Each line that holds the word "this" should be returned.
----------
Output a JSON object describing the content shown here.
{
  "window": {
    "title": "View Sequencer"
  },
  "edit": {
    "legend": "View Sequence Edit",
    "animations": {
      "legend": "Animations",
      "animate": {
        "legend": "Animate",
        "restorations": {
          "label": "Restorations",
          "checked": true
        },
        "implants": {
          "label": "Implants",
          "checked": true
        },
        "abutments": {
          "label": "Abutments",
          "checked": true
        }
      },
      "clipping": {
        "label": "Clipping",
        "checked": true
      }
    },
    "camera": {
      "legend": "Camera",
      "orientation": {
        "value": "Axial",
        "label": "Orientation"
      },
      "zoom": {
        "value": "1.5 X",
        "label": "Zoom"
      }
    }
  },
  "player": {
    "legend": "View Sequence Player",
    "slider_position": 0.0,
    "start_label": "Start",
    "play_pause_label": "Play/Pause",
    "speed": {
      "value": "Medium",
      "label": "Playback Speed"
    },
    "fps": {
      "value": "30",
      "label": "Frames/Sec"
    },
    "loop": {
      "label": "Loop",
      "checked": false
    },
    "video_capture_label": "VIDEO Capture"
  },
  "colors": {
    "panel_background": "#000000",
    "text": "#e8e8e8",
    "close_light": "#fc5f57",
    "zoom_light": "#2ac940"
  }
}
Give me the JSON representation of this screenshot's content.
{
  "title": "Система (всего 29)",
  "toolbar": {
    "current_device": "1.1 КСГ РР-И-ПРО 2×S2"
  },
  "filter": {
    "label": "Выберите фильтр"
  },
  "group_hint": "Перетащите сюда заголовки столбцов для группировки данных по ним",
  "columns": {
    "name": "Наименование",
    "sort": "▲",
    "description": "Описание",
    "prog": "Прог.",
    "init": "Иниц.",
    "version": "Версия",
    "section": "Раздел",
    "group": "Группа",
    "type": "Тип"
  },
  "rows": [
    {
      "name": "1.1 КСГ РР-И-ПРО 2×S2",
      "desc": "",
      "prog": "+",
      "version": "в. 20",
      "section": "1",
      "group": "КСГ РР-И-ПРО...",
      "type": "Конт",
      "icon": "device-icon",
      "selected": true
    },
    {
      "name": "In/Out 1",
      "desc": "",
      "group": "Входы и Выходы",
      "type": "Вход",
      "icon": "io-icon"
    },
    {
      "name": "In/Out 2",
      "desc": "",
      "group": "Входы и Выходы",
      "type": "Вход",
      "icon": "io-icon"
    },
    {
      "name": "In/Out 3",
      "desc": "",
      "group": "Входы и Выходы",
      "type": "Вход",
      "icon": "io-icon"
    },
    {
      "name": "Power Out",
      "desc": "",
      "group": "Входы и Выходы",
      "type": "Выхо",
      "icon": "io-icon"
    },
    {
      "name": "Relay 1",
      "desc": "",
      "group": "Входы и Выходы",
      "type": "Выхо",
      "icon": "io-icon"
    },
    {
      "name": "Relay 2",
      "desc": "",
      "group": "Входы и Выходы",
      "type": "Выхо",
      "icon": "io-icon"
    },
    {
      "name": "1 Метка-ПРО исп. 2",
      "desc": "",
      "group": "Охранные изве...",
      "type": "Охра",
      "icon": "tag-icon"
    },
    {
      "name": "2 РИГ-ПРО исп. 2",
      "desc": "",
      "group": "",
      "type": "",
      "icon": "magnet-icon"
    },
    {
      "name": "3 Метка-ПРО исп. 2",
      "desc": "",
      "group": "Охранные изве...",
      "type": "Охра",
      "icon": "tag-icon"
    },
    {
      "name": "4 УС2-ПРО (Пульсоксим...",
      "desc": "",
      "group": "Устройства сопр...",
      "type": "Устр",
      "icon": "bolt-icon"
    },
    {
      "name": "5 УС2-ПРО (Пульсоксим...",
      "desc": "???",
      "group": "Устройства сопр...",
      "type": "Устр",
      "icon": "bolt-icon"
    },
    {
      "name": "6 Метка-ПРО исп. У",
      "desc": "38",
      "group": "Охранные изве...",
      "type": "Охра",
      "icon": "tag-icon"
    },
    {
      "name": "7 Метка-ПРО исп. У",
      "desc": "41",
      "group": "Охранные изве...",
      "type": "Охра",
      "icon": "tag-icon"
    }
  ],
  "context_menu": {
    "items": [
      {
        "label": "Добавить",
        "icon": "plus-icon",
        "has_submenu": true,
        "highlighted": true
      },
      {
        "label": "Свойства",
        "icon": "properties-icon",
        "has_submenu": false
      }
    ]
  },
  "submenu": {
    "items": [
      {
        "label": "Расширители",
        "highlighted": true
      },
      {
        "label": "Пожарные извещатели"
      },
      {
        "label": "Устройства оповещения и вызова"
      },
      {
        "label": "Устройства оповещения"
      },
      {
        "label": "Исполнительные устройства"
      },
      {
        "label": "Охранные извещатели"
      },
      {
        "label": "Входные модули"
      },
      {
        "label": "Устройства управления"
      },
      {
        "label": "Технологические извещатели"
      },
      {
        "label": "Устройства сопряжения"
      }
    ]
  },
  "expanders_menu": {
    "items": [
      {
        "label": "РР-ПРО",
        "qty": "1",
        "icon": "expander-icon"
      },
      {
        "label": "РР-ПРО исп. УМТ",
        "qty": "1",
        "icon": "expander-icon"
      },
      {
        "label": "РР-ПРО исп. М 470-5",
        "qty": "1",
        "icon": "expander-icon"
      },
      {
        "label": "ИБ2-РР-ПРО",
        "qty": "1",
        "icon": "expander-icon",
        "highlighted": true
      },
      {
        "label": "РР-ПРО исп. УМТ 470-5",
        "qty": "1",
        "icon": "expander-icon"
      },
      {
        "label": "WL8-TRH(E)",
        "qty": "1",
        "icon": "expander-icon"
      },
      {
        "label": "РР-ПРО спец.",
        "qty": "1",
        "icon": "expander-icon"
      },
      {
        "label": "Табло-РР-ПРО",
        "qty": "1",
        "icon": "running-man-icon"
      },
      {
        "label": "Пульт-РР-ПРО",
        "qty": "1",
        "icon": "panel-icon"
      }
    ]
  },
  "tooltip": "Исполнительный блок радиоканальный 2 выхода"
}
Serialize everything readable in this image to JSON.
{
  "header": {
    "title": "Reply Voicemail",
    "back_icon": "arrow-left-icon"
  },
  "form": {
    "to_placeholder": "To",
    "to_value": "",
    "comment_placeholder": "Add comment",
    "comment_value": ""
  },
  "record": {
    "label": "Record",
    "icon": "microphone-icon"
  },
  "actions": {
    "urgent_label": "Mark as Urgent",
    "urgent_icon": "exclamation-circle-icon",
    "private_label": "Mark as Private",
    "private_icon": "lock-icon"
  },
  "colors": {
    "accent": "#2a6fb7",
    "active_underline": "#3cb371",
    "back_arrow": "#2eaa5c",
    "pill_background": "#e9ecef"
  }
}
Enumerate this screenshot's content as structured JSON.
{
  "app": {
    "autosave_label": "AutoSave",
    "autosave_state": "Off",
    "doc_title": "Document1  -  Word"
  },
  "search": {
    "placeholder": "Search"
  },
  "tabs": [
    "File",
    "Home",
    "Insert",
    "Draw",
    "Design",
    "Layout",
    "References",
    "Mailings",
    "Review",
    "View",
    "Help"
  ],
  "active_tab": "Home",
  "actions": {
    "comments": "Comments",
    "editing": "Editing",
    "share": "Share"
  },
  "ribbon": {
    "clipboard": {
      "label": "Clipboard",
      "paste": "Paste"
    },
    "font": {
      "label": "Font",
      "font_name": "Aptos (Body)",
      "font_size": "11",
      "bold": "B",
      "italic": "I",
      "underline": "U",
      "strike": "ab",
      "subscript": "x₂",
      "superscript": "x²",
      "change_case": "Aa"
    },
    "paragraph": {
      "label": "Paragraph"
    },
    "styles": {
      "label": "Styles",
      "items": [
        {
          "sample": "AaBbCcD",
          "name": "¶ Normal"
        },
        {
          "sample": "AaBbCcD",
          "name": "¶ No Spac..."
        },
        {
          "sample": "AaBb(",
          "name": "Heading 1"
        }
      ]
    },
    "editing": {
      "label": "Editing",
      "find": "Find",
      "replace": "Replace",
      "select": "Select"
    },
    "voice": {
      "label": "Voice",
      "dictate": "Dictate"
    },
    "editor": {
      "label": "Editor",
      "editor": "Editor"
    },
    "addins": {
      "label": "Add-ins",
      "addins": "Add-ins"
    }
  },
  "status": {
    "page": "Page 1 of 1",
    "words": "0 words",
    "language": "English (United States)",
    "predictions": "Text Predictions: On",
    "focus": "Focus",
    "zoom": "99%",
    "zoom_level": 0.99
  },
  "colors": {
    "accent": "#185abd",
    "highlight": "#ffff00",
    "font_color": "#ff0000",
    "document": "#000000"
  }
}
----------
_Exercise response:_
Give me the JSON representation of this screenshot's content.
Serialize everything readable in this image to JSON.
Enumerate this screenshot's content as structured JSON.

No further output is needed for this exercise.